• _Exercise goal_: Your task is to tally the lines of the listing containing the word "control" and report the figure alone.
### Provided records
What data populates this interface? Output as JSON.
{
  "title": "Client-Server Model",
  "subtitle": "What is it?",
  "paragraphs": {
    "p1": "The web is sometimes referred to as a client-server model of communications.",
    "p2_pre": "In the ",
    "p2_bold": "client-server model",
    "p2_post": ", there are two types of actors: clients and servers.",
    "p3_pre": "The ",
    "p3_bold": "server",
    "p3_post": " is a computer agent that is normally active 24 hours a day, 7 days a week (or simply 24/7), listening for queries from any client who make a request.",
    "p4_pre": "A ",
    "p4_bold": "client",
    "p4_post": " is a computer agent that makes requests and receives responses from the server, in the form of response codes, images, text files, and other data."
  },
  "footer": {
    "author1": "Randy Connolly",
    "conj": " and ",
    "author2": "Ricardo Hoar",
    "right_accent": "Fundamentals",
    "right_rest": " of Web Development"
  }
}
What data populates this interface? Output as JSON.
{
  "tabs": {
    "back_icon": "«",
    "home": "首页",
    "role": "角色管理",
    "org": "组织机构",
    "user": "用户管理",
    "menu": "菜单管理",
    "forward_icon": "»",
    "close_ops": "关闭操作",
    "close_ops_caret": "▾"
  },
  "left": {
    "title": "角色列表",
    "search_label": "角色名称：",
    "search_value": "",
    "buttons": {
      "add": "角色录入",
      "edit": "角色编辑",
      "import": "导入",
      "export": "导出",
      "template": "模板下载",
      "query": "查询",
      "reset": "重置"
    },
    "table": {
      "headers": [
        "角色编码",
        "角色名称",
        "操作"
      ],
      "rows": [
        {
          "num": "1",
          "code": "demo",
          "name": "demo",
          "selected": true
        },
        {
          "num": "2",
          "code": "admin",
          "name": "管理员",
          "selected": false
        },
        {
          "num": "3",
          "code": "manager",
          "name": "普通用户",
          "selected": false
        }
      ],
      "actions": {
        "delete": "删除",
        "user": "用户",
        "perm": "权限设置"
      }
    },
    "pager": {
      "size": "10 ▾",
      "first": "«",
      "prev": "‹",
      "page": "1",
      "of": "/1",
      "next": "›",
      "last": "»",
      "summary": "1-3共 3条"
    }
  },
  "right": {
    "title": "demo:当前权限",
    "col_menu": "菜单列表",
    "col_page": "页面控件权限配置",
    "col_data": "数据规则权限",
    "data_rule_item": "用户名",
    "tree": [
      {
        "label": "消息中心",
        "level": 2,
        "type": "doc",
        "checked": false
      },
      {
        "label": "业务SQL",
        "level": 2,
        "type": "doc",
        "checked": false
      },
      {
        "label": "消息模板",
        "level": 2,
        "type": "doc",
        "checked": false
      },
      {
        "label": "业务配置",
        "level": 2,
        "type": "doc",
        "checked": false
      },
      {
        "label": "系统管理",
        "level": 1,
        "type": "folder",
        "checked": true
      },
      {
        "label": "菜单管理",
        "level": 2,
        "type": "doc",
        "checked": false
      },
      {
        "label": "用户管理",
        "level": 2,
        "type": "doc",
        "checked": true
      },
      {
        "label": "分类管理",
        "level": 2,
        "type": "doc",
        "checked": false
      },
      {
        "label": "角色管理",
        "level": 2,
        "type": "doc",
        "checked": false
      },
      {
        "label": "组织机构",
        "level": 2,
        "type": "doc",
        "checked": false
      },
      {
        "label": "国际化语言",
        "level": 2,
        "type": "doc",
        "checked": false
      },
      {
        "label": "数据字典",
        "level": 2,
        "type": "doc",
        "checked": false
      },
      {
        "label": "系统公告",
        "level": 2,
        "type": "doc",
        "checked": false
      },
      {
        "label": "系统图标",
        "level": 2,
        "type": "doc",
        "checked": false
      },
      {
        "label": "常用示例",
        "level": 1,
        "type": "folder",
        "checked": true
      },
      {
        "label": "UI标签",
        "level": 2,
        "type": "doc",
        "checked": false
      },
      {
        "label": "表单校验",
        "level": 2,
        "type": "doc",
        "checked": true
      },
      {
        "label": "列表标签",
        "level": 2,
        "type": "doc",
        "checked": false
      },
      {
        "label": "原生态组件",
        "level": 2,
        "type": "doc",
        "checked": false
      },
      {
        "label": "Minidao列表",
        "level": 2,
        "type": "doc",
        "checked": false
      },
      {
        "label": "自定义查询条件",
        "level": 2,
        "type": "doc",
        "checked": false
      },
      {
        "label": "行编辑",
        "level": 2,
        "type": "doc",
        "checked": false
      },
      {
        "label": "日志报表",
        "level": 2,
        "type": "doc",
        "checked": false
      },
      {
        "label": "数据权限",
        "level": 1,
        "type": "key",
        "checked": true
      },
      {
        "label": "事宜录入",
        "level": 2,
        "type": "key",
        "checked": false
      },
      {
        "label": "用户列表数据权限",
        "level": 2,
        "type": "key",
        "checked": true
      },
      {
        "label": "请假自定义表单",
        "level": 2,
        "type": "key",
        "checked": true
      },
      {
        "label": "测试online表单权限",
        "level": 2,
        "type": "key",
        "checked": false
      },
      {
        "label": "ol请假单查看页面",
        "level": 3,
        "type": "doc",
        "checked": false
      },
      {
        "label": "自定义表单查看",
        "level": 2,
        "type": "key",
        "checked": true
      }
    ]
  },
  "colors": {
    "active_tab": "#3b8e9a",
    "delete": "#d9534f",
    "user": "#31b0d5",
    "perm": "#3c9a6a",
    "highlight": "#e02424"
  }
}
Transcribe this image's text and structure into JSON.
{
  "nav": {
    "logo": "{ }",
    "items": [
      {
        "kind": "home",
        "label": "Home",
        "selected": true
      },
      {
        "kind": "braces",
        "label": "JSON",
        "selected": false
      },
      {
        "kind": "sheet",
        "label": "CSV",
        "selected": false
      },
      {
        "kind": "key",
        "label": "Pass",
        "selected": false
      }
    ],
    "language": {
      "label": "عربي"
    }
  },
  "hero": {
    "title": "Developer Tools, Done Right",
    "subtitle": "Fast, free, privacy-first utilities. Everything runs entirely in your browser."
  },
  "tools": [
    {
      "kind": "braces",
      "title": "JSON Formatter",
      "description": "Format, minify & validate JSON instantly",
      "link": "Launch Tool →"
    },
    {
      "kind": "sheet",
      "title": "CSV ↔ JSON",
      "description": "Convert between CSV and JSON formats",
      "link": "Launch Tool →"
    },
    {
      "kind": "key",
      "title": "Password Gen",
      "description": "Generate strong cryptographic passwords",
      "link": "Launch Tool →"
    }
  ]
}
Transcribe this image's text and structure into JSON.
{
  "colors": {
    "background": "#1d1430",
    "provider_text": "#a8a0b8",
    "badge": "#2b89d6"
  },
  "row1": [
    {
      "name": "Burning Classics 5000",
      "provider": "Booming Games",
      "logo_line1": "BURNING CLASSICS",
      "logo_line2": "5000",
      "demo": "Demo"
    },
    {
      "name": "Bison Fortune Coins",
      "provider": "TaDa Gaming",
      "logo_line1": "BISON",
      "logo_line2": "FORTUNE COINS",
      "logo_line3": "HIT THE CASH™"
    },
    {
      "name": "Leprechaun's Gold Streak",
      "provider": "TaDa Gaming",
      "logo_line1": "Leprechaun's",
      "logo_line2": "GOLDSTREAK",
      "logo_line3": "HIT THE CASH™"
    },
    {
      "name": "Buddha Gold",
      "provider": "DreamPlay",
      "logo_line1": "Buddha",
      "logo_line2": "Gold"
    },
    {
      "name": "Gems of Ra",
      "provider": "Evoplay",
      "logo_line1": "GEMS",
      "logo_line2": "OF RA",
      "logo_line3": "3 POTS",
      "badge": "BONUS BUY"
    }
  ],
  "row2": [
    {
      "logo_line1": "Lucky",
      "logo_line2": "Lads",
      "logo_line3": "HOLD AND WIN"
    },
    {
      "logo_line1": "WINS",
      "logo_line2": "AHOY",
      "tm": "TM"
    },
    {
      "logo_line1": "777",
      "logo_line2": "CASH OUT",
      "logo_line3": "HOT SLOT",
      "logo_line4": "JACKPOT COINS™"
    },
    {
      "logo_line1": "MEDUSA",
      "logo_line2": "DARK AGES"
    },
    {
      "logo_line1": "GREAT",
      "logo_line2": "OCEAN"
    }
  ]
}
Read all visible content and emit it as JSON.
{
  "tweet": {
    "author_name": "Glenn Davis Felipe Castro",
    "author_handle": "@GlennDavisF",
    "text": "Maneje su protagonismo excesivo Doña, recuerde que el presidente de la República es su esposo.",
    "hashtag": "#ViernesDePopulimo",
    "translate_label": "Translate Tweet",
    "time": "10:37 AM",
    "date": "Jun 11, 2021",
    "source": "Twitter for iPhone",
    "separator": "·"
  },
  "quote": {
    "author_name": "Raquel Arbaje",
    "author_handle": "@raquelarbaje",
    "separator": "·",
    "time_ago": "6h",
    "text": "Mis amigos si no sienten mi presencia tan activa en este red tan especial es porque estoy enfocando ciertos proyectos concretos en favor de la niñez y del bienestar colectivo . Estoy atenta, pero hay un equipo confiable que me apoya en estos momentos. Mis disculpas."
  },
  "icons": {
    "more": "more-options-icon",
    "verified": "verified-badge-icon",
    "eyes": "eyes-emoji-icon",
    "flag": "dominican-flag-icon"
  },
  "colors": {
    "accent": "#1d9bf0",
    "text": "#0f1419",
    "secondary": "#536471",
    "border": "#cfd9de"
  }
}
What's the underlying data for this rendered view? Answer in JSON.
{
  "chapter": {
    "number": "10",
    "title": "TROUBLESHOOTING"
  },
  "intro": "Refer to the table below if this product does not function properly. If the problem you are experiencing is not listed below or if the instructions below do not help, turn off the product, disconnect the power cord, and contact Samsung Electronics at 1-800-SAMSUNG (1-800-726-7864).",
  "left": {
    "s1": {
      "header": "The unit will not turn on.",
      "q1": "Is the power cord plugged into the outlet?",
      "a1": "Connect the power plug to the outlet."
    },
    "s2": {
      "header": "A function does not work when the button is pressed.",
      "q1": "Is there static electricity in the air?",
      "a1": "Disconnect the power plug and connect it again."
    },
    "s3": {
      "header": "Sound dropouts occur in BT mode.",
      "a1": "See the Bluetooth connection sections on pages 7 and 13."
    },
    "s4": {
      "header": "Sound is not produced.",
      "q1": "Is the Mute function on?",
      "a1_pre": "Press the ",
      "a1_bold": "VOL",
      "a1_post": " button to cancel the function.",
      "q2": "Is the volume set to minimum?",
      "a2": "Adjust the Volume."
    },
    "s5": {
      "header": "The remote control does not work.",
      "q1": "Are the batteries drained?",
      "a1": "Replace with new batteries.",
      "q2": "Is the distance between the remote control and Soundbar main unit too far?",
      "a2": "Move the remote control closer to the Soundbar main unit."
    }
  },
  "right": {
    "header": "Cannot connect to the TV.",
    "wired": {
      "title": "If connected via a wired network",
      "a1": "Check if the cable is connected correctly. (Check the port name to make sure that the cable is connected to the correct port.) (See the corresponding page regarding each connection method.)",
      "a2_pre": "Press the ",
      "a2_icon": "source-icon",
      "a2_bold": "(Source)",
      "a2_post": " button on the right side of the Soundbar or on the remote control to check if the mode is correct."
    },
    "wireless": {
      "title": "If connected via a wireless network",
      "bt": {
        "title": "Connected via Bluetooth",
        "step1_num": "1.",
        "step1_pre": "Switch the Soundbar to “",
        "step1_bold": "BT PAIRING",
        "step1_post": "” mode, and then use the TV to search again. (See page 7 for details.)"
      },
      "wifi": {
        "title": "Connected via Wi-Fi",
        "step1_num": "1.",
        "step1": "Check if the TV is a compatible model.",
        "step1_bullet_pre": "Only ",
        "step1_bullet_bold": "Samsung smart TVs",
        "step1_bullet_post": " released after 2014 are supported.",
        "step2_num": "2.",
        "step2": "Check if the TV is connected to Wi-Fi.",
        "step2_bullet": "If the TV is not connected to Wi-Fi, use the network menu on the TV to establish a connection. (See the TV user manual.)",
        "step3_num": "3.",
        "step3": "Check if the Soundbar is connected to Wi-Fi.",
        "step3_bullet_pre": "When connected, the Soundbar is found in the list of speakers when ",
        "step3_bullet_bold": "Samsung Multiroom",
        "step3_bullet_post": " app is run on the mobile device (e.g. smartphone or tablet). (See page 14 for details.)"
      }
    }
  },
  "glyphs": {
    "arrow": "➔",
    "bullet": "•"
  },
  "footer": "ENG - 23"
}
######
• _Expected answer_: 4